Short task >> Write down every entry below once more, exactly.

Data entries >>

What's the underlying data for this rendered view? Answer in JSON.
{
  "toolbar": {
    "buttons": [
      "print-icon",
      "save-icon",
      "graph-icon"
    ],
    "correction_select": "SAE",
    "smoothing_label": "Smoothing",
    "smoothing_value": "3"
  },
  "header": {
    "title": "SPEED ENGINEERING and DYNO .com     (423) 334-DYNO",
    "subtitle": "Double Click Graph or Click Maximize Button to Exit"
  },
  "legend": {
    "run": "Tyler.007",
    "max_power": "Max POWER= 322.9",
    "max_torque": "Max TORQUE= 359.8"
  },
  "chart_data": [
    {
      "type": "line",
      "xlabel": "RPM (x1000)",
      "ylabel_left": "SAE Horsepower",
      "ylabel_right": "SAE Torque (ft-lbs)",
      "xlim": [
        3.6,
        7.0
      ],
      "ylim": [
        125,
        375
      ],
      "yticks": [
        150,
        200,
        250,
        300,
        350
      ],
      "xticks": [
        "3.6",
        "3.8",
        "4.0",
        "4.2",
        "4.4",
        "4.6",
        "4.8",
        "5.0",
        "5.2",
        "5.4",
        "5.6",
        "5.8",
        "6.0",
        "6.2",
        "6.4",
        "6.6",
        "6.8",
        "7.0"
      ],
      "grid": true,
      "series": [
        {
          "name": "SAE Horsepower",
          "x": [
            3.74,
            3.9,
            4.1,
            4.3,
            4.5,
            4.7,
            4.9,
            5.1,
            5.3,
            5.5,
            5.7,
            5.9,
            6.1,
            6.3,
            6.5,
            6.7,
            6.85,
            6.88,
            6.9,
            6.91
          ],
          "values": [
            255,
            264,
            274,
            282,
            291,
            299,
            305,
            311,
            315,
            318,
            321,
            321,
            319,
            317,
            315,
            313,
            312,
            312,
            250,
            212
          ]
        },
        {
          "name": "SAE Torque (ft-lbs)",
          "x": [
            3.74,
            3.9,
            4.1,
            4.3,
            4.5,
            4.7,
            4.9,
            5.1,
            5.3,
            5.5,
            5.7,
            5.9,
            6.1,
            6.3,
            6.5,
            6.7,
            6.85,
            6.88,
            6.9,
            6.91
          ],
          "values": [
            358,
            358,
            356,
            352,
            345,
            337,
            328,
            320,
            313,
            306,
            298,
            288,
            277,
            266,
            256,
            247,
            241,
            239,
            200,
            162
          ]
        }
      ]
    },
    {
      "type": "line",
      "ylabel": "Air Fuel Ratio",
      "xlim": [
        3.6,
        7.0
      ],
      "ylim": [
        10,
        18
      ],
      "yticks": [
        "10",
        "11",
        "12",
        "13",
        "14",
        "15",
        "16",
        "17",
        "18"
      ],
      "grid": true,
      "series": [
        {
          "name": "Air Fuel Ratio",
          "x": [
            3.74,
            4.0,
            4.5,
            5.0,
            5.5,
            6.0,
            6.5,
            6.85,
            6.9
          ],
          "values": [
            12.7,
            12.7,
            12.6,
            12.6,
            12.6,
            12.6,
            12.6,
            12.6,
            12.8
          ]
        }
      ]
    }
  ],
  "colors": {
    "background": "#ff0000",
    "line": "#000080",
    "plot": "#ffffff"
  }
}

Correct output >>
What's the underlying data for this rendered view? Answer in JSON.
{
  "toolbar": {
    "buttons": [
      "print-icon",
      "save-icon",
      "graph-icon"
    ],
    "correction_select": "SAE",
    "smoothing_label": "Smoothing",
    "smoothing_value": "3"
  },
  "header": {
    "title": "SPEED ENGINEERING and DYNO .com     (423) 334-DYNO",
    "subtitle": "Double Click Graph or Click Maximize Button to Exit"
  },
  "legend": {
    "run": "Tyler.007",
    "max_power": "Max POWER= 322.9",
    "max_torque": "Max TORQUE= 359.8"
  },
  "chart_data": [
    {
      "type": "line",
      "xlabel": "RPM (x1000)",
      "ylabel_left": "SAE Horsepower",
      "ylabel_right": "SAE Torque (ft-lbs)",
      "xlim": [
        3.6,
        7.0
      ],
      "ylim": [
        125,
        375
      ],
      "yticks": [
        150,
        200,
        250,
        300,
        350
      ],
      "xticks": [
        "3.6",
        "3.8",
        "4.0",
        "4.2",
        "4.4",
        "4.6",
        "4.8",
        "5.0",
        "5.2",
        "5.4",
        "5.6",
        "5.8",
        "6.0",
        "6.2",
        "6.4",
        "6.6",
        "6.8",
        "7.0"
      ],
      "grid": true,
      "series": [
        {
          "name": "SAE Horsepower",
          "x": [
            3.74,
            3.9,
            4.1,
            4.3,
            4.5,
            4.7,
            4.9,
            5.1,
            5.3,
            5.5,
            5.7,
            5.9,
            6.1,
            6.3,
            6.5,
            6.7,
            6.85,
            6.88,
            6.9,
            6.91
          ],
          "values": [
            255,
            264,
            274,
            282,
            291,
            299,
            305,
            311,
            315,
            318,
            321,
            321,
            319,
            317,
            315,
            313,
            312,
            312,
            250,
            212
          ]
        },
        {
          "name": "SAE Torque (ft-lbs)",
          "x": [
            3.74,
            3.9,
            4.1,
            4.3,
            4.5,
            4.7,
            4.9,
            5.1,
            5.3,
            5.5,
            5.7,
            5.9,
            6.1,
            6.3,
            6.5,
            6.7,
            6.85,
            6.88,
            6.9,
            6.91
          ],
          "values": [
            358,
            358,
            356,
            352,
            345,
            337,
            328,
            320,
            313,
            306,
            298,
            288,
            277,
            266,
            256,
            247,
            241,
            239,
            200,
            162
          ]
        }
      ]
    },
    {
      "type": "line",
      "ylabel": "Air Fuel Ratio",
      "xlim": [
        3.6,
        7.0
      ],
      "ylim": [
        10,
        18
      ],
      "yticks": [
        "10",
        "11",
        "12",
        "13",
        "14",
        "15",
        "16",
        "17",
        "18"
      ],
      "grid": true,
      "series": [
        {
          "name": "Air Fuel Ratio",
          "x": [
            3.74,
            4.0,
            4.5,
            5.0,
            5.5,
            6.0,
            6.5,
            6.85,
            6.9
          ],
          "values": [
            12.7,
            12.7,
            12.6,
            12.6,
            12.6,
            12.6,
            12.6,
            12.6,
            12.8
          ]
        }
      ]
    }
  ],
  "colors": {
    "background": "#ff0000",
    "line": "#000080",
    "plot": "#ffffff"
  }
}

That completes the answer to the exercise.